Information provided:
◆ ◆ ◆ ◆ ◆ ◆ ◆

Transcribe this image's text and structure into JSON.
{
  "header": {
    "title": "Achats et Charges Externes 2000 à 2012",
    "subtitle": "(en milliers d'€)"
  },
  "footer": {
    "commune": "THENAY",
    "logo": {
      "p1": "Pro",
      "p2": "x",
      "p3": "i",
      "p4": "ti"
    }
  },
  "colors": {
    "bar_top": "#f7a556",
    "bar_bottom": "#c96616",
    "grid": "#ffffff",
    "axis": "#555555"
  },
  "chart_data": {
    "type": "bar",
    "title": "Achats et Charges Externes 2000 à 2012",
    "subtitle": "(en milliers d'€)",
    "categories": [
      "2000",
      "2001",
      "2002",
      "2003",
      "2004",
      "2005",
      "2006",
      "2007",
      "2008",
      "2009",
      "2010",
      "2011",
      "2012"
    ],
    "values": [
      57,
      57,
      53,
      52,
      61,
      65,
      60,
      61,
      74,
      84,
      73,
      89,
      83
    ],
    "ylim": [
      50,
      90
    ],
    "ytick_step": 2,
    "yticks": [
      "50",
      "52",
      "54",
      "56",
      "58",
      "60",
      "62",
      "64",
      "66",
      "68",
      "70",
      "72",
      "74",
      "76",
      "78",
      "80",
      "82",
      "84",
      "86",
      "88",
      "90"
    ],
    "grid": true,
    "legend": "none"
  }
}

◆ ◆ ◆ ◆ ◆ ◆ ◆

Task details: Where a line above holds the string "milliers", show that line.

Answer to the exercise:
    "subtitle": "(en milliers d'€)"
    "subtitle": "(en milliers d'€)",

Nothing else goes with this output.